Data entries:
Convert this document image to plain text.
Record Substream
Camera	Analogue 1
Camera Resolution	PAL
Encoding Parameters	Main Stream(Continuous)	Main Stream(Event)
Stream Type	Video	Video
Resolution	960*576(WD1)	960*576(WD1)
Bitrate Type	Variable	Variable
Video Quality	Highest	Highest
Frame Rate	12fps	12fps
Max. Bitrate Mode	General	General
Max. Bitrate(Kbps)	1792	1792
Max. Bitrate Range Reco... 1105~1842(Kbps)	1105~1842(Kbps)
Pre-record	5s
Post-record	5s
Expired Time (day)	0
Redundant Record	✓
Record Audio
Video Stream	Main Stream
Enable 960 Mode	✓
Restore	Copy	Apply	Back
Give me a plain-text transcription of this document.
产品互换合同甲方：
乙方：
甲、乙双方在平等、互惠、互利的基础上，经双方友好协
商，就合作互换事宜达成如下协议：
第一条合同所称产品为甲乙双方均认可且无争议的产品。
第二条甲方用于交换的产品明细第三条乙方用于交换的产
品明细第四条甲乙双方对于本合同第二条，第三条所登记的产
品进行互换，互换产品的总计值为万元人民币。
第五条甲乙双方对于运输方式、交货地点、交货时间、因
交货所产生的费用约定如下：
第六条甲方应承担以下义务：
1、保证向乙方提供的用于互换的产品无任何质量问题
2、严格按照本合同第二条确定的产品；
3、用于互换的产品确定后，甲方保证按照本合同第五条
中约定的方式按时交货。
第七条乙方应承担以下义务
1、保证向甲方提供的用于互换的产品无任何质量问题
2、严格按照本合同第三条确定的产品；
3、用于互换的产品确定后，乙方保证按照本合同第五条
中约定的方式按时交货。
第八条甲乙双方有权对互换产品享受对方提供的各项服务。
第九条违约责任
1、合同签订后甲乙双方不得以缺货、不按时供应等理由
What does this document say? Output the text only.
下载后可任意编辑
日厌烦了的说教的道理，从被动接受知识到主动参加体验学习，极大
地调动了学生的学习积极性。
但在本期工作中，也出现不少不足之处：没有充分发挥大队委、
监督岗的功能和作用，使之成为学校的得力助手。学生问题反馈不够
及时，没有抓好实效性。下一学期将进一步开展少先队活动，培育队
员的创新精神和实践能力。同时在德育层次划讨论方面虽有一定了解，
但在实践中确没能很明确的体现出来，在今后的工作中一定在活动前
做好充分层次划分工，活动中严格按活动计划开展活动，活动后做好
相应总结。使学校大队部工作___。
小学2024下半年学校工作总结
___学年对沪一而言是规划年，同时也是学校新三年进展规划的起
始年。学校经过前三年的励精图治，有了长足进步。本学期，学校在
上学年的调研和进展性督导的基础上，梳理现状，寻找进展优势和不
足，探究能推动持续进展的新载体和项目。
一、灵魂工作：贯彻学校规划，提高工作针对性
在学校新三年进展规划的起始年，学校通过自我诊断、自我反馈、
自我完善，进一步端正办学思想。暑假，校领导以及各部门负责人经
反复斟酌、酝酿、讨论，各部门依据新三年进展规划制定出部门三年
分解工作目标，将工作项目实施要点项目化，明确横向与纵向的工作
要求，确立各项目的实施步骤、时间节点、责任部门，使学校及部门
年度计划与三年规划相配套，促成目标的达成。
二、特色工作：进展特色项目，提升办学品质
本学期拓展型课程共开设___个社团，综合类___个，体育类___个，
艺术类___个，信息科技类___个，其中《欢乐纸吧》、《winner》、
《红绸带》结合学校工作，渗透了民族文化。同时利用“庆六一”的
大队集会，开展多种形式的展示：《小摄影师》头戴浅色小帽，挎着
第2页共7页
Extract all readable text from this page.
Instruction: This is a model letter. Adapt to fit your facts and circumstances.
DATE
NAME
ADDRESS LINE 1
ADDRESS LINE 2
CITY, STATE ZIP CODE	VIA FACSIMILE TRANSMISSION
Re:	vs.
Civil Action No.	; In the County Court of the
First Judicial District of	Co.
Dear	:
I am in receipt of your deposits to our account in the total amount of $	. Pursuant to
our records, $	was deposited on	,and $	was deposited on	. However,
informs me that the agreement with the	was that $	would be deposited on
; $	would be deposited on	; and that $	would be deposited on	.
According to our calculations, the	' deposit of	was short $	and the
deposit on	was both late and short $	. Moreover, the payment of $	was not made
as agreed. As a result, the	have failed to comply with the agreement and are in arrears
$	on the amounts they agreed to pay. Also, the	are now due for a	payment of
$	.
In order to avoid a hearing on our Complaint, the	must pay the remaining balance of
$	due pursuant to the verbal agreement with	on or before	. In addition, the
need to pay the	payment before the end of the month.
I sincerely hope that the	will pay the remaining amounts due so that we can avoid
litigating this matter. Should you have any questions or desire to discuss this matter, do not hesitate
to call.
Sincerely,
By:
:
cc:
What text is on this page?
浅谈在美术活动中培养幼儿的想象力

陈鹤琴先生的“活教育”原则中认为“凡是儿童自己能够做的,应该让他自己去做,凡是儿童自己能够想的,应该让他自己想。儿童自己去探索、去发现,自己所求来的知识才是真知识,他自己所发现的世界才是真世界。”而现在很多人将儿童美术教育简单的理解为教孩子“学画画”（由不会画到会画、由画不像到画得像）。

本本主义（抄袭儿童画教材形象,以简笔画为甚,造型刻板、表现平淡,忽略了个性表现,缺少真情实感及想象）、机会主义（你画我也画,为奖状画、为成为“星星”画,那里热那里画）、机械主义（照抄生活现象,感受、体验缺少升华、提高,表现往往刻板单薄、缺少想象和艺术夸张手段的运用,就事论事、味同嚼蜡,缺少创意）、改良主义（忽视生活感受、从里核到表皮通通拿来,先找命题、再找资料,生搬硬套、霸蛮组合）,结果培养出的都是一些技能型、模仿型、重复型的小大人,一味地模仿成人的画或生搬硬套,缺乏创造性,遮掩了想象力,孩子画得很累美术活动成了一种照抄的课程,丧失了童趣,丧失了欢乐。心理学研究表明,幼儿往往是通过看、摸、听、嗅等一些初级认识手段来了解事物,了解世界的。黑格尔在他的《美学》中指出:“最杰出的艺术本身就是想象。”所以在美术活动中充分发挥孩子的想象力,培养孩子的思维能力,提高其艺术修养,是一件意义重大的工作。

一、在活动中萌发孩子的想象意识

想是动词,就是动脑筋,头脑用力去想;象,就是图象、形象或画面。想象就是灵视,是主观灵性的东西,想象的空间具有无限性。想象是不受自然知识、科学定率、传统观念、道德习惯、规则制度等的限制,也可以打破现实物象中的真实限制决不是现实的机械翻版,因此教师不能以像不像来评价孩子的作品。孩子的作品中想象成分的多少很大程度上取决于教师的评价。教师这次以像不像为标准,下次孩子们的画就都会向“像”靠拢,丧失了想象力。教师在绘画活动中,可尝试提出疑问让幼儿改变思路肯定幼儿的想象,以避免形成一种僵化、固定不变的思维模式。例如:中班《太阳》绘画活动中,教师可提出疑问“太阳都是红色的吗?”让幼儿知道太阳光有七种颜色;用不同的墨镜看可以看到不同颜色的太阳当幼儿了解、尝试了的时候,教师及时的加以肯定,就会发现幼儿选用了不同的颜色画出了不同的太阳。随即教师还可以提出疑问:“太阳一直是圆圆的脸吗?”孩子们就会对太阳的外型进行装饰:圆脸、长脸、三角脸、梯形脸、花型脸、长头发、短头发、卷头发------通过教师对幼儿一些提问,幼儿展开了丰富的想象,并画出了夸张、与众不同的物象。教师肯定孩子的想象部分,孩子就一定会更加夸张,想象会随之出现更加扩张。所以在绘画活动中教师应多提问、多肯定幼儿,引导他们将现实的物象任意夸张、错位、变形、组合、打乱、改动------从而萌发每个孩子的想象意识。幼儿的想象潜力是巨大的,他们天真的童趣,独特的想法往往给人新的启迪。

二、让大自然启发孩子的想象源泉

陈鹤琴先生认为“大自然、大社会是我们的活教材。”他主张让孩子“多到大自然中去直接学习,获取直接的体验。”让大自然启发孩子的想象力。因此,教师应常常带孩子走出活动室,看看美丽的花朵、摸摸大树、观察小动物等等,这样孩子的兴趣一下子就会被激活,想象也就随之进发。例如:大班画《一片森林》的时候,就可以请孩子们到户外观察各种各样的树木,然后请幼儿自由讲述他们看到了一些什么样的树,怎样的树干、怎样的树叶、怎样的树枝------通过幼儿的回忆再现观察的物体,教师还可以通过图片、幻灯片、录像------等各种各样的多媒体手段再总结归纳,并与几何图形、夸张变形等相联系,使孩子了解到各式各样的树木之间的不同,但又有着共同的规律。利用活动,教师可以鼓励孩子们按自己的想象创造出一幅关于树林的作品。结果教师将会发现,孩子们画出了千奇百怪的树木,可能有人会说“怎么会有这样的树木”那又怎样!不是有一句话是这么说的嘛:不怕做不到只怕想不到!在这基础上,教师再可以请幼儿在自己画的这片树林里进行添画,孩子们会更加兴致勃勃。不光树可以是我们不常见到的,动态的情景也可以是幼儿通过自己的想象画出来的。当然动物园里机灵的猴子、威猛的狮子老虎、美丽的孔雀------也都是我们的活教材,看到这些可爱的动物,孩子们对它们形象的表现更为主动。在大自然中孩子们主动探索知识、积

◆ **Exercise instructions**: Among the records above, find each line holding the string "Video" and pull it out.

◆ **Complete output**:
Stream Type	Video	Video
Video Quality	Highest	Highest
Video Stream	Main Stream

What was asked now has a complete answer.